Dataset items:
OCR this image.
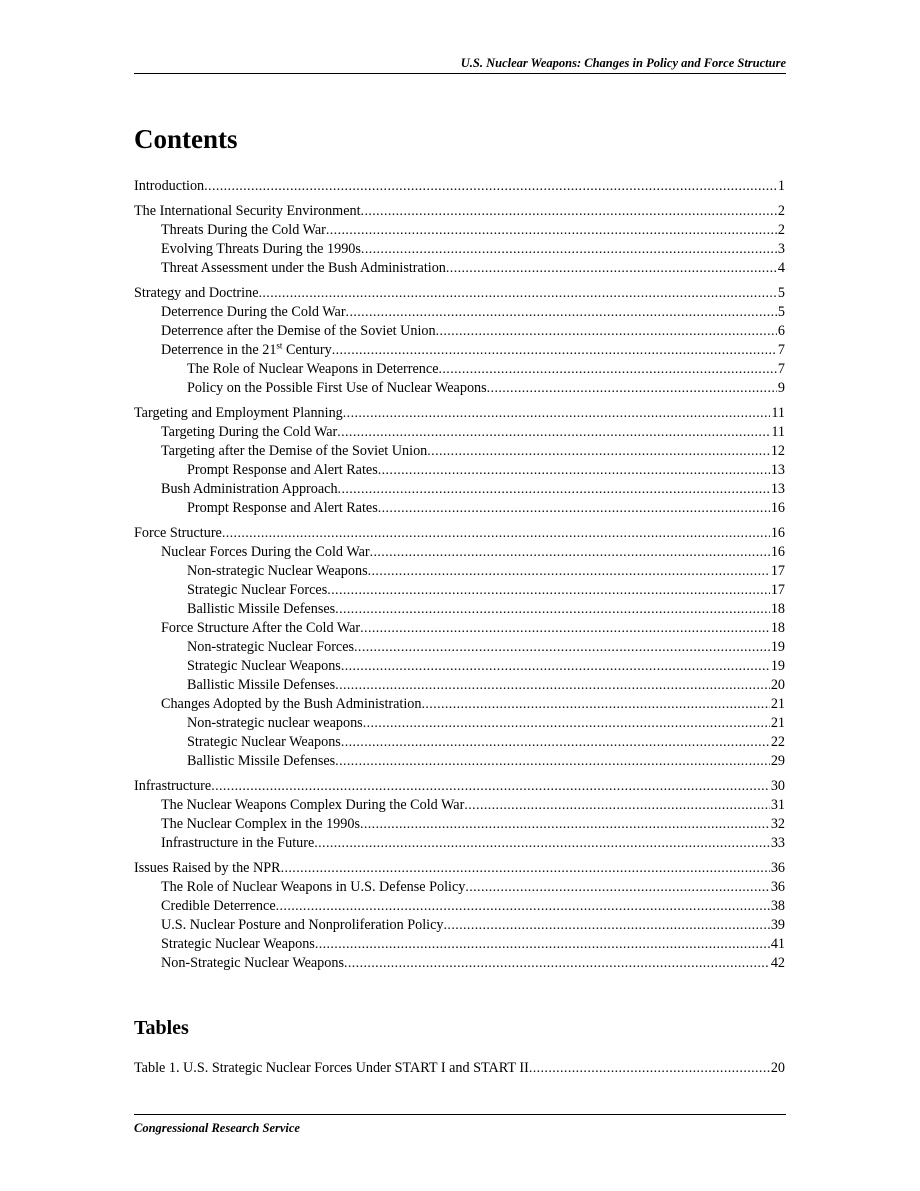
U.S. Nuclear Weapons: Changes in Policy and Force Structure
Contents
Introduction .....	1
The International Security Environment .....	2
Threats During the Cold War .....	2
Evolving Threats During the 1990s .....	3
Threat Assessment under the Bush Administration .....	4
Strategy and Doctrine .....	5
Deterrence During the Cold War .....	5
Deterrence after the Demise of the Soviet Union .....	6
Deterrence in the 21st Century .....	7
The Role of Nuclear Weapons in Deterrence .....	7
Policy on the Possible First Use of Nuclear Weapons .....	9
Targeting and Employment Planning .....	11
Targeting During the Cold War .....	11
Targeting after the Demise of the Soviet Union .....	12
Prompt Response and Alert Rates .....	13
Bush Administration Approach .....	13
Prompt Response and Alert Rates .....	16
Force Structure .....	16
Nuclear Forces During the Cold War .....	16
Non-strategic Nuclear Weapons .....	17
Strategic Nuclear Forces .....	17
Ballistic Missile Defenses .....	18
Force Structure After the Cold War .....	18
Non-strategic Nuclear Forces .....	19
Strategic Nuclear Weapons .....	19
Ballistic Missile Defenses .....	20
Changes Adopted by the Bush Administration .....	21
Non-strategic nuclear weapons .....	21
Strategic Nuclear Weapons .....	22
Ballistic Missile Defenses .....	29
Infrastructure .....	30
The Nuclear Weapons Complex During the Cold War .....	31
The Nuclear Complex in the 1990s .....	32
Infrastructure in the Future .....	33
Issues Raised by the NPR .....	36
The Role of Nuclear Weapons in U.S. Defense Policy .....	36
Credible Deterrence .....	38
U.S. Nuclear Posture and Nonproliferation Policy .....	39
Strategic Nuclear Weapons .....	41
Non-Strategic Nuclear Weapons .....	42
Tables
Table 1. U.S. Strategic Nuclear Forces Under START I and START II .....	20
Congressional Research Service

- _Goal_: Looking at the data above, show all lines where the word "Threats" occurs.

- _Solution for this exercise_:
Threats During the Cold War .....	2
Evolving Threats During the 1990s .....	3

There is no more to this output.